→ Stated problem: Below is a block of records; repeat all of them exactly.

→ Supplied records:
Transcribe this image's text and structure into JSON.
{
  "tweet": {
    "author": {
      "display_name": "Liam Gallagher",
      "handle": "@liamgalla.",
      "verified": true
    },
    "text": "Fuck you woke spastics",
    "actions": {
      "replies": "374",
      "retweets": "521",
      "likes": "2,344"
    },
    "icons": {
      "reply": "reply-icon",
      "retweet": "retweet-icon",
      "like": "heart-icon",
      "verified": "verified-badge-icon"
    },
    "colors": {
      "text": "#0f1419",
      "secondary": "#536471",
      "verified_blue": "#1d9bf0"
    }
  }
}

→ Solution to this problem:
Transcribe this image's text and structure into JSON.
{
  "tweet": {
    "author": {
      "display_name": "Liam Gallagher",
      "handle": "@liamgalla.",
      "verified": true
    },
    "text": "Fuck you woke spastics",
    "actions": {
      "replies": "374",
      "retweets": "521",
      "likes": "2,344"
    },
    "icons": {
      "reply": "reply-icon",
      "retweet": "retweet-icon",
      "like": "heart-icon",
      "verified": "verified-badge-icon"
    },
    "colors": {
      "text": "#0f1419",
      "secondary": "#536471",
      "verified_blue": "#1d9bf0"
    }
  }
}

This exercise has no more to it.